* Task directions
Collect from the data below each line with "macht".

* Given entries

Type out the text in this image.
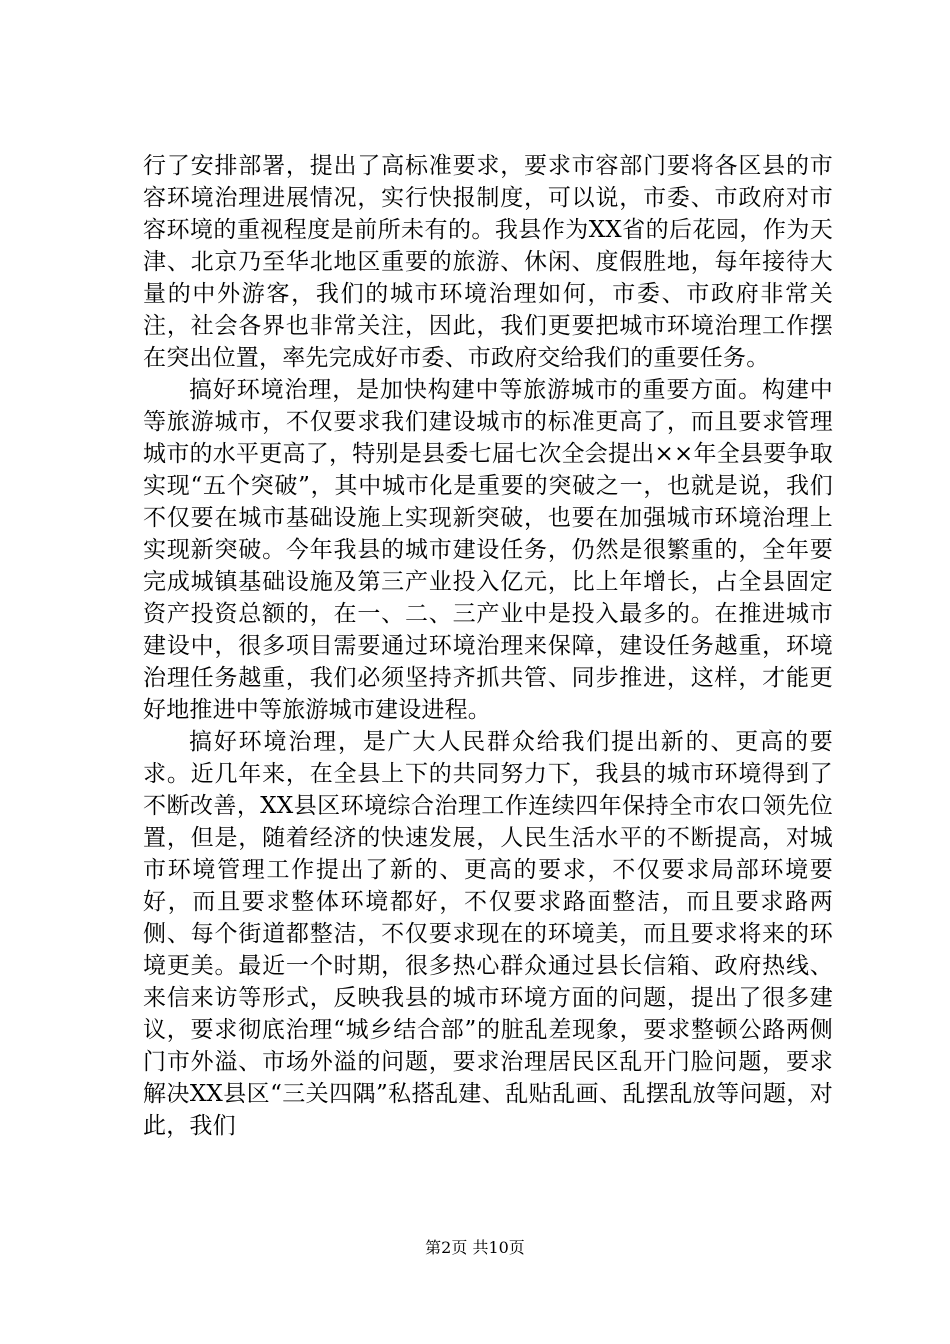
行了安排部署，提出了高标准要求，要求市容部门要将各区县的市容环境治理进展情况，实行快报制度，可以说，市委、市政府对市容环境的重视程度是前所未有的。我县作为XX省的后花园，作为天津、北京乃至华北地区重要的旅游、休闲、度假胜地，每年接待大量的中外游客，我们的城市环境治理如何，市委、市政府非常关注，社会各界也非常关注，因此，我们更要把城市环境治理工作摆在突出位置，率先完成好市委、市政府交给我们的重要任务。

搞好环境治理，是加快构建中等旅游城市的重要方面。构建中等旅游城市，不仅要求我们建设城市的标准更高了，而且要求管理城市的水平更高了，特别是县委七届七次全会提出××年全县要争取实现“五个突破”，其中城市化是重要的突破之一，也就是说，我们不仅要在城市基础设施上实现新突破，也要在加强城市环境治理上实现新突破。今年我县的城市建设任务，仍然是很繁重的，全年要完成城镇基础设施及第三产业投入亿元，比上年增长，占全县固定资产投资总额的，在一、二、三产业中是投入最多的。在推进城市建设中，很多项目需要通过环境治理来保障，建设任务越重，环境治理任务越重，我们必须坚持齐抓共管、同步推进，这样，才能更好地推进中等旅游城市建设进程。

搞好环境治理，是广大人民群众给我们提出新的、更高的要求。近几年来，在全县上下的共同努力下，我县的城市环境得到了不断改善，XX县区环境综合治理工作连续四年保持全市农口领先位置，但是，随着经济的快速发展，人民生活水平的不断提高，对城市环境管理工作提出了新的、更高的要求，不仅要求局部环境要好，而且要求整体环境都好，不仅要求路面整洁，而且要求路两侧、每个街道都整洁，不仅要求现在的环境美，而且要求将来的环境更美。最近一个时期，很多热心群众通过县长信箱、政府热线、来信来访等形式，反映我县的城市环境方面的问题，提出了很多建议，要求彻底治理“城乡结合部”的脏乱差现象，要求整顿公路两侧门市外溢、市场外溢的问题，要求治理居民区乱开门脸问题，要求解决XX县区“三关四隅”私搭乱建、乱贴乱画、乱摆乱放等问题，对此，我们

第2页 共10页
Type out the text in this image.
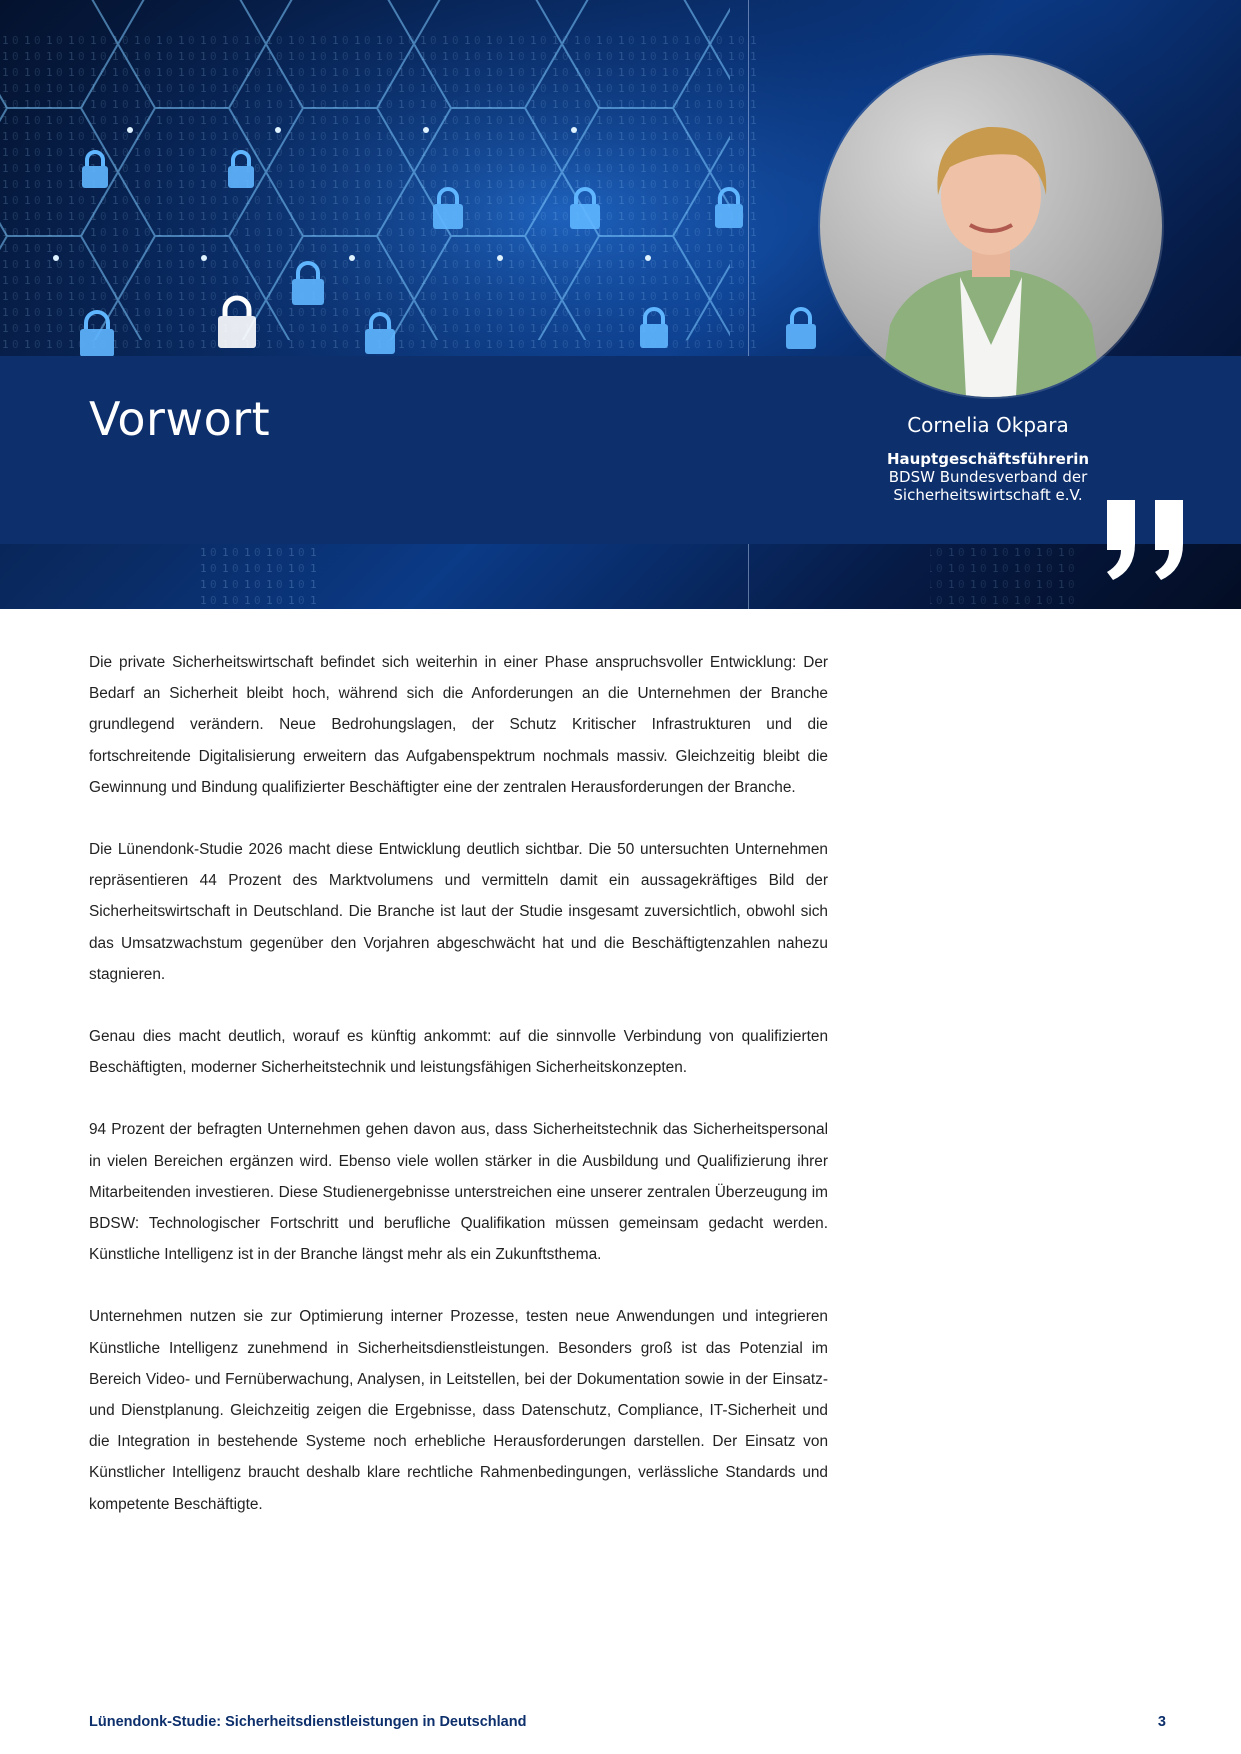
Vorwort	Cornelia Okpara
Hauptgeschäftsführerin
BDSW Bundesverband der
Sicherheitswirtschaft e.V.

Die private Sicherheitswirtschaft befindet sich weiterhin in einer Phase anspruchsvoller Entwicklung: Der Bedarf an Sicherheit bleibt hoch, während sich die Anforderungen an die Unternehmen der Branche grundlegend verändern. Neue Bedrohungslagen, der Schutz Kritischer Infrastrukturen und die fortschreitende Digitalisierung erweitern das Aufgabenspektrum nochmals massiv. Gleichzeitig bleibt die Gewinnung und Bindung qualifizierter Beschäftigter eine der zentralen Herausforderungen der Branche.

Die Lünendonk-Studie 2026 macht diese Entwicklung deutlich sichtbar. Die 50 untersuchten Unternehmen repräsentieren 44 Prozent des Marktvolumens und vermitteln damit ein aussagekräftiges Bild der Sicherheitswirtschaft in Deutschland. Die Branche ist laut der Studie insgesamt zuversichtlich, obwohl sich das Umsatzwachstum gegenüber den Vorjahren abgeschwächt hat und die Beschäftigtenzahlen nahezu stagnieren.

Genau dies macht deutlich, worauf es künftig ankommt: auf die sinnvolle Verbindung von qualifizierten Beschäftigten, moderner Sicherheitstechnik und leistungsfähigen Sicherheitskonzepten.

94 Prozent der befragten Unternehmen gehen davon aus, dass Sicherheitstechnik das Sicherheitspersonal in vielen Bereichen ergänzen wird. Ebenso viele wollen stärker in die Ausbildung und Qualifizierung ihrer Mitarbeitenden investieren. Diese Studienergebnisse unterstreichen eine unserer zentralen Überzeugung im BDSW: Technologischer Fortschritt und berufliche Qualifikation müssen gemeinsam gedacht werden. Künstliche Intelligenz ist in der Branche längst mehr als ein Zukunftsthema.

Unternehmen nutzen sie zur Optimierung interner Prozesse, testen neue Anwendungen und integrieren Künstliche Intelligenz zunehmend in Sicherheitsdienstleistungen. Besonders groß ist das Potenzial im Bereich Video- und Fernüberwachung, Analysen, in Leitstellen, bei der Dokumentation sowie in der Einsatz- und Dienstplanung. Gleichzeitig zeigen die Ergebnisse, dass Datenschutz, Compliance, IT-Sicherheit und die Integration in bestehende Systeme noch erhebliche Herausforderungen darstellen. Der Einsatz von Künstlicher Intelligenz braucht deshalb klare rechtliche Rahmenbedingungen, verlässliche Standards und kompetente Beschäftigte.

Lünendonk-Studie: Sicherheitsdienstleistungen in Deutschland	3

* In response
Die Lünendonk-Studie 2026 macht diese Entwicklung deutlich sichtbar. Die 50 untersuchten Unternehmen repräsentieren 44 Prozent des Marktvolumens und vermitteln damit ein aussagekräftiges Bild der Sicherheitswirtschaft in Deutschland. Die Branche ist laut der Studie insgesamt zuversichtlich, obwohl sich das Umsatzwachstum gegenüber den Vorjahren abgeschwächt hat und die Beschäftigtenzahlen nahezu stagnieren.
Genau dies macht deutlich, worauf es künftig ankommt: auf die sinnvolle Verbindung von qualifizierten Beschäftigten, moderner Sicherheitstechnik und leistungsfähigen Sicherheitskonzepten.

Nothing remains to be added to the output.